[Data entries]
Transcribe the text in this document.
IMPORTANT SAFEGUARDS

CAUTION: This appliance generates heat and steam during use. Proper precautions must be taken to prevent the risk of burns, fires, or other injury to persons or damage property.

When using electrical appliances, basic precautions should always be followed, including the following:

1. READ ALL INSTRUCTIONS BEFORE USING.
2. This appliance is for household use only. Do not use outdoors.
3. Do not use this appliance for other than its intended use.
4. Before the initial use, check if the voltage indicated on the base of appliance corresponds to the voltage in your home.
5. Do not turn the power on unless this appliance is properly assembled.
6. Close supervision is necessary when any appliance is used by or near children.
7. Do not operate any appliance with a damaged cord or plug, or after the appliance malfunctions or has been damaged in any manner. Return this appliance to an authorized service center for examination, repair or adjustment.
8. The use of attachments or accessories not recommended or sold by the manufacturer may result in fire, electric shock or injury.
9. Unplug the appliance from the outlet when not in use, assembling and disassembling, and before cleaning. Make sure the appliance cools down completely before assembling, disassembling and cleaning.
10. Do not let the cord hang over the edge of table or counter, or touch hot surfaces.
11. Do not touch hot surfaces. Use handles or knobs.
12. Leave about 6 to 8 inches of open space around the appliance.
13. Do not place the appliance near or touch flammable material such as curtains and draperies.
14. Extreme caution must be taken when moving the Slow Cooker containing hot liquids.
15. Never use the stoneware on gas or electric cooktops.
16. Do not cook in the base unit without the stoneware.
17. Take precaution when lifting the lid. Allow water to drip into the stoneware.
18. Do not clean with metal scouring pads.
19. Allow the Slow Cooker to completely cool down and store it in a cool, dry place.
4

• _Stated task_: Your task is to repeat the data exactly, with nothing left out.

• _Exercise solution_:
Transcribe the text in this document.
IMPORTANT SAFEGUARDS

CAUTION: This appliance generates heat and steam during use. Proper precautions must be taken to prevent the risk of burns, fires, or other injury to persons or damage property.

When using electrical appliances, basic precautions should always be followed, including the following:

1. READ ALL INSTRUCTIONS BEFORE USING.
2. This appliance is for household use only. Do not use outdoors.
3. Do not use this appliance for other than its intended use.
4. Before the initial use, check if the voltage indicated on the base of appliance corresponds to the voltage in your home.
5. Do not turn the power on unless this appliance is properly assembled.
6. Close supervision is necessary when any appliance is used by or near children.
7. Do not operate any appliance with a damaged cord or plug, or after the appliance malfunctions or has been damaged in any manner. Return this appliance to an authorized service center for examination, repair or adjustment.
8. The use of attachments or accessories not recommended or sold by the manufacturer may result in fire, electric shock or injury.
9. Unplug the appliance from the outlet when not in use, assembling and disassembling, and before cleaning. Make sure the appliance cools down completely before assembling, disassembling and cleaning.
10. Do not let the cord hang over the edge of table or counter, or touch hot surfaces.
11. Do not touch hot surfaces. Use handles or knobs.
12. Leave about 6 to 8 inches of open space around the appliance.
13. Do not place the appliance near or touch flammable material such as curtains and draperies.
14. Extreme caution must be taken when moving the Slow Cooker containing hot liquids.
15. Never use the stoneware on gas or electric cooktops.
16. Do not cook in the base unit without the stoneware.
17. Take precaution when lifting the lid. Allow water to drip into the stoneware.
18. Do not clean with metal scouring pads.
19. Allow the Slow Cooker to completely cool down and store it in a cool, dry place.
4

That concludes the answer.